* **Aim**: Every record below is to be retyped exactly.

* **Data listing**:
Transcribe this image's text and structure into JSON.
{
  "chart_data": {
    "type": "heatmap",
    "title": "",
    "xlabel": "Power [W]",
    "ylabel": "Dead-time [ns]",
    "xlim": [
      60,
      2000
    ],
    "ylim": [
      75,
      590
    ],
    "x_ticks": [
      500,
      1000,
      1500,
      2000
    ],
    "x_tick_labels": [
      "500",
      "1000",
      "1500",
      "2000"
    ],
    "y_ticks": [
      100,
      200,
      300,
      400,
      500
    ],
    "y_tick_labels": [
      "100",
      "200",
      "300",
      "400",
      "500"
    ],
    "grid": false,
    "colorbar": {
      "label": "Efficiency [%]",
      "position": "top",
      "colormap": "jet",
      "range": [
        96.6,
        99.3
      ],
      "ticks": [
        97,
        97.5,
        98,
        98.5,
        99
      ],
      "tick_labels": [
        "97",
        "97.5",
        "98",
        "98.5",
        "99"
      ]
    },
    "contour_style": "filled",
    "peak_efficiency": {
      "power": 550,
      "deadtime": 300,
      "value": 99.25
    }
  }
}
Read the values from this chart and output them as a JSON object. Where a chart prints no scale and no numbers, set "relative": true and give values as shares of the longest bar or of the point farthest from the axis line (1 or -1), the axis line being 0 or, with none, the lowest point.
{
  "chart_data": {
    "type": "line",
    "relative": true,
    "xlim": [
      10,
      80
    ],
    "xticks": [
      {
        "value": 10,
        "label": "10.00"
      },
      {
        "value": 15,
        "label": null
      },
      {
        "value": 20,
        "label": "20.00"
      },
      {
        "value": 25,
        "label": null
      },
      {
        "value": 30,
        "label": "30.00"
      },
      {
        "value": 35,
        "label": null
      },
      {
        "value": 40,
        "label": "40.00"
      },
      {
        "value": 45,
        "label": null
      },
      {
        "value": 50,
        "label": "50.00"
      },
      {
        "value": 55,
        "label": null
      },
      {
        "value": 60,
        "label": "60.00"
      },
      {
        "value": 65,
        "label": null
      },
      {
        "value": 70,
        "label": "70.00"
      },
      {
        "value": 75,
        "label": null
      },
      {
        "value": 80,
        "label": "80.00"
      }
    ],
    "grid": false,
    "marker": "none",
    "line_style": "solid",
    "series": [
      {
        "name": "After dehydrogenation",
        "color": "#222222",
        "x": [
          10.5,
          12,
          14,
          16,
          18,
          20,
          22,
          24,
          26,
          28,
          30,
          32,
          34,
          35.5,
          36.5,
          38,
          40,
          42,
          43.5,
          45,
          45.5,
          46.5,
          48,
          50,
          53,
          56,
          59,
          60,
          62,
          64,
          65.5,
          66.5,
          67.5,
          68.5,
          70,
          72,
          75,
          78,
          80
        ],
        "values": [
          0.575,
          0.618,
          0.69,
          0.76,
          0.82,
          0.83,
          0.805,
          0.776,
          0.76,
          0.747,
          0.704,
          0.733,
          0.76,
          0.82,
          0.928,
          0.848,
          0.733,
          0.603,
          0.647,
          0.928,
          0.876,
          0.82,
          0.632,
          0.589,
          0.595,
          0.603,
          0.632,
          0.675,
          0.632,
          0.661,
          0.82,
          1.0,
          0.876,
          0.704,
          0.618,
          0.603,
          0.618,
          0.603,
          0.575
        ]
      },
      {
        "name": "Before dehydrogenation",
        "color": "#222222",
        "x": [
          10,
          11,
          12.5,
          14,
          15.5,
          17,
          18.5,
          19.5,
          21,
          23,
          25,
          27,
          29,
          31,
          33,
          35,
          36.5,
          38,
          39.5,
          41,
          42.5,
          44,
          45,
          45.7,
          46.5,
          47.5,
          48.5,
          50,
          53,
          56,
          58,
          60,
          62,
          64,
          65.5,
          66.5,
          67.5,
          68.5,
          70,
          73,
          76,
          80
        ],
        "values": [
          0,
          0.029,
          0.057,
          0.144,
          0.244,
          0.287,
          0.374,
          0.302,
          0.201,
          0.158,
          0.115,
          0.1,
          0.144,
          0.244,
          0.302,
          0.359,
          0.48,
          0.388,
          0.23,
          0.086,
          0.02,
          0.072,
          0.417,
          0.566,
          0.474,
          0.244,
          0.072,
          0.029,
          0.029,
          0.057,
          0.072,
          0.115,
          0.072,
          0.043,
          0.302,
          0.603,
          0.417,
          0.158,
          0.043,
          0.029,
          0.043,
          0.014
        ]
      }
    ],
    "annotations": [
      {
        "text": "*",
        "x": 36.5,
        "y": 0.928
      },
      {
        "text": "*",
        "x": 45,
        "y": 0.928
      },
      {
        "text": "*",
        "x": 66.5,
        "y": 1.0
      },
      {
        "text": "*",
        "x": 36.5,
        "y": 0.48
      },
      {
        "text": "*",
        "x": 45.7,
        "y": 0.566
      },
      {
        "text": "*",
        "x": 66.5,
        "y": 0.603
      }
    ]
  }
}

* **Final answer**:
Transcribe this image's text and structure into JSON.
{
  "chart_data": {
    "type": "heatmap",
    "title": "",
    "xlabel": "Power [W]",
    "ylabel": "Dead-time [ns]",
    "xlim": [
      60,
      2000
    ],
    "ylim": [
      75,
      590
    ],
    "x_ticks": [
      500,
      1000,
      1500,
      2000
    ],
    "x_tick_labels": [
      "500",
      "1000",
      "1500",
      "2000"
    ],
    "y_ticks": [
      100,
      200,
      300,
      400,
      500
    ],
    "y_tick_labels": [
      "100",
      "200",
      "300",
      "400",
      "500"
    ],
    "grid": false,
    "colorbar": {
      "label": "Efficiency [%]",
      "position": "top",
      "colormap": "jet",
      "range": [
        96.6,
        99.3
      ],
      "ticks": [
        97,
        97.5,
        98,
        98.5,
        99
      ],
      "tick_labels": [
        "97",
        "97.5",
        "98",
        "98.5",
        "99"
      ]
    },
    "contour_style": "filled",
    "peak_efficiency": {
      "power": 550,
      "deadtime": 300,
      "value": 99.25
    }
  }
}
Read the values from this chart and output them as a JSON object. Where a chart prints no scale and no numbers, set "relative": true and give values as shares of the longest bar or of the point farthest from the axis line (1 or -1), the axis line being 0 or, with none, the lowest point.
{
  "chart_data": {
    "type": "line",
    "relative": true,
    "xlim": [
      10,
      80
    ],
    "xticks": [
      {
        "value": 10,
        "label": "10.00"
      },
      {
        "value": 15,
        "label": null
      },
      {
        "value": 20,
        "label": "20.00"
      },
      {
        "value": 25,
        "label": null
      },
      {
        "value": 30,
        "label": "30.00"
      },
      {
        "value": 35,
        "label": null
      },
      {
        "value": 40,
        "label": "40.00"
      },
      {
        "value": 45,
        "label": null
      },
      {
        "value": 50,
        "label": "50.00"
      },
      {
        "value": 55,
        "label": null
      },
      {
        "value": 60,
        "label": "60.00"
      },
      {
        "value": 65,
        "label": null
      },
      {
        "value": 70,
        "label": "70.00"
      },
      {
        "value": 75,
        "label": null
      },
      {
        "value": 80,
        "label": "80.00"
      }
    ],
    "grid": false,
    "marker": "none",
    "line_style": "solid",
    "series": [
      {
        "name": "After dehydrogenation",
        "color": "#222222",
        "x": [
          10.5,
          12,
          14,
          16,
          18,
          20,
          22,
          24,
          26,
          28,
          30,
          32,
          34,
          35.5,
          36.5,
          38,
          40,
          42,
          43.5,
          45,
          45.5,
          46.5,
          48,
          50,
          53,
          56,
          59,
          60,
          62,
          64,
          65.5,
          66.5,
          67.5,
          68.5,
          70,
          72,
          75,
          78,
          80
        ],
        "values": [
          0.575,
          0.618,
          0.69,
          0.76,
          0.82,
          0.83,
          0.805,
          0.776,
          0.76,
          0.747,
          0.704,
          0.733,
          0.76,
          0.82,
          0.928,
          0.848,
          0.733,
          0.603,
          0.647,
          0.928,
          0.876,
          0.82,
          0.632,
          0.589,
          0.595,
          0.603,
          0.632,
          0.675,
          0.632,
          0.661,
          0.82,
          1.0,
          0.876,
          0.704,
          0.618,
          0.603,
          0.618,
          0.603,
          0.575
        ]
      },
      {
        "name": "Before dehydrogenation",
        "color": "#222222",
        "x": [
          10,
          11,
          12.5,
          14,
          15.5,
          17,
          18.5,
          19.5,
          21,
          23,
          25,
          27,
          29,
          31,
          33,
          35,
          36.5,
          38,
          39.5,
          41,
          42.5,
          44,
          45,
          45.7,
          46.5,
          47.5,
          48.5,
          50,
          53,
          56,
          58,
          60,
          62,
          64,
          65.5,
          66.5,
          67.5,
          68.5,
          70,
          73,
          76,
          80
        ],
        "values": [
          0,
          0.029,
          0.057,
          0.144,
          0.244,
          0.287,
          0.374,
          0.302,
          0.201,
          0.158,
          0.115,
          0.1,
          0.144,
          0.244,
          0.302,
          0.359,
          0.48,
          0.388,
          0.23,
          0.086,
          0.02,
          0.072,
          0.417,
          0.566,
          0.474,
          0.244,
          0.072,
          0.029,
          0.029,
          0.057,
          0.072,
          0.115,
          0.072,
          0.043,
          0.302,
          0.603,
          0.417,
          0.158,
          0.043,
          0.029,
          0.043,
          0.014
        ]
      }
    ],
    "annotations": [
      {
        "text": "*",
        "x": 36.5,
        "y": 0.928
      },
      {
        "text": "*",
        "x": 45,
        "y": 0.928
      },
      {
        "text": "*",
        "x": 66.5,
        "y": 1.0
      },
      {
        "text": "*",
        "x": 36.5,
        "y": 0.48
      },
      {
        "text": "*",
        "x": 45.7,
        "y": 0.566
      },
      {
        "text": "*",
        "x": 66.5,
        "y": 0.603
      }
    ]
  }
}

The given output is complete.